→ **EXERCISE TASK**: Repeat the listing in full, word for word.

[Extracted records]
########
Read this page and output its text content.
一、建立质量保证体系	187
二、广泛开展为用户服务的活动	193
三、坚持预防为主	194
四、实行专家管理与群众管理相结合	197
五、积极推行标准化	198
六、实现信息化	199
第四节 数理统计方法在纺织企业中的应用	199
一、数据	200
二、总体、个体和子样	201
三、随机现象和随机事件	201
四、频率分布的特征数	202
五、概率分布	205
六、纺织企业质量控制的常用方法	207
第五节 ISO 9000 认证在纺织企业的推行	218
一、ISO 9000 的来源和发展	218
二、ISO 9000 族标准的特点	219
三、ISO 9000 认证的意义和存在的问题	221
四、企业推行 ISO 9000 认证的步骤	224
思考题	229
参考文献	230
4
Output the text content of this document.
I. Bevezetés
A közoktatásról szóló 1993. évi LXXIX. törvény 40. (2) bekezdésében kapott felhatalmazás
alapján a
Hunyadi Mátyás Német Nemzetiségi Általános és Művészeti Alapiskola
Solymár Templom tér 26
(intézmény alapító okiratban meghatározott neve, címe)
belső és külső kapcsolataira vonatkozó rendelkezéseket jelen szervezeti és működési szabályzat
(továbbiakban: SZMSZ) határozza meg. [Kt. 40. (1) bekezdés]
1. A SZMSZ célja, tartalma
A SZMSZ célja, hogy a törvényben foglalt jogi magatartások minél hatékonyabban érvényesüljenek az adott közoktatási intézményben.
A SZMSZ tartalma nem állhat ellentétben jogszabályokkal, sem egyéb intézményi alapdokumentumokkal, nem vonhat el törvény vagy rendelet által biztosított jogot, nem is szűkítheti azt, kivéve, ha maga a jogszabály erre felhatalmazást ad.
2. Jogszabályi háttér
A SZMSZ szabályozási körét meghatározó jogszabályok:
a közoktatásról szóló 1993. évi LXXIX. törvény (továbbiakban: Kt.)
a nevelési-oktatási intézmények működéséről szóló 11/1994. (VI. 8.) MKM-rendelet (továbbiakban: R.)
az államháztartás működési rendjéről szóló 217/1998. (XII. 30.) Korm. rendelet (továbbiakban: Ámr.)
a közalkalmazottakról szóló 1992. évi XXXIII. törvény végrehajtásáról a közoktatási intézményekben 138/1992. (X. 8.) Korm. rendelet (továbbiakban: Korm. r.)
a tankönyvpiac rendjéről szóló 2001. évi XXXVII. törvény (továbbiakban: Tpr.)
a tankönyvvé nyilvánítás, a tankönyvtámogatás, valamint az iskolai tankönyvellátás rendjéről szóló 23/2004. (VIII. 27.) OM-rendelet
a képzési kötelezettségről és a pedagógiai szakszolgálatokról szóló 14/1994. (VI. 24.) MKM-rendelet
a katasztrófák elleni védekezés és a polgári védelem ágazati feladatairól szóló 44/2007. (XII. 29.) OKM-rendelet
########
→ **EXERCISE RESULT**:
Read this page and output its text content.
一、建立质量保证体系	187
二、广泛开展为用户服务的活动	193
三、坚持预防为主	194
四、实行专家管理与群众管理相结合	197
五、积极推行标准化	198
六、实现信息化	199
第四节 数理统计方法在纺织企业中的应用	199
一、数据	200
二、总体、个体和子样	201
三、随机现象和随机事件	201
四、频率分布的特征数	202
五、概率分布	205
六、纺织企业质量控制的常用方法	207
第五节 ISO 9000 认证在纺织企业的推行	218
一、ISO 9000 的来源和发展	218
二、ISO 9000 族标准的特点	219
三、ISO 9000 认证的意义和存在的问题	221
四、企业推行 ISO 9000 认证的步骤	224
思考题	229
参考文献	230
4
Output the text content of this document.
I. Bevezetés
A közoktatásról szóló 1993. évi LXXIX. törvény 40. (2) bekezdésében kapott felhatalmazás
alapján a
Hunyadi Mátyás Német Nemzetiségi Általános és Művészeti Alapiskola
Solymár Templom tér 26
(intézmény alapító okiratban meghatározott neve, címe)
belső és külső kapcsolataira vonatkozó rendelkezéseket jelen szervezeti és működési szabályzat
(továbbiakban: SZMSZ) határozza meg. [Kt. 40. (1) bekezdés]
1. A SZMSZ célja, tartalma
A SZMSZ célja, hogy a törvényben foglalt jogi magatartások minél hatékonyabban érvényesüljenek az adott közoktatási intézményben.
A SZMSZ tartalma nem állhat ellentétben jogszabályokkal, sem egyéb intézményi alapdokumentumokkal, nem vonhat el törvény vagy rendelet által biztosított jogot, nem is szűkítheti azt, kivéve, ha maga a jogszabály erre felhatalmazást ad.
2. Jogszabályi háttér
A SZMSZ szabályozási körét meghatározó jogszabályok:
a közoktatásról szóló 1993. évi LXXIX. törvény (továbbiakban: Kt.)
a nevelési-oktatási intézmények működéséről szóló 11/1994. (VI. 8.) MKM-rendelet (továbbiakban: R.)
az államháztartás működési rendjéről szóló 217/1998. (XII. 30.) Korm. rendelet (továbbiakban: Ámr.)
a közalkalmazottakról szóló 1992. évi XXXIII. törvény végrehajtásáról a közoktatási intézményekben 138/1992. (X. 8.) Korm. rendelet (továbbiakban: Korm. r.)
a tankönyvpiac rendjéről szóló 2001. évi XXXVII. törvény (továbbiakban: Tpr.)
a tankönyvvé nyilvánítás, a tankönyvtámogatás, valamint az iskolai tankönyvellátás rendjéről szóló 23/2004. (VIII. 27.) OM-rendelet
a képzési kötelezettségről és a pedagógiai szakszolgálatokról szóló 14/1994. (VI. 24.) MKM-rendelet
a katasztrófák elleni védekezés és a polgári védelem ágazati feladatairól szóló 44/2007. (XII. 29.) OKM-rendelet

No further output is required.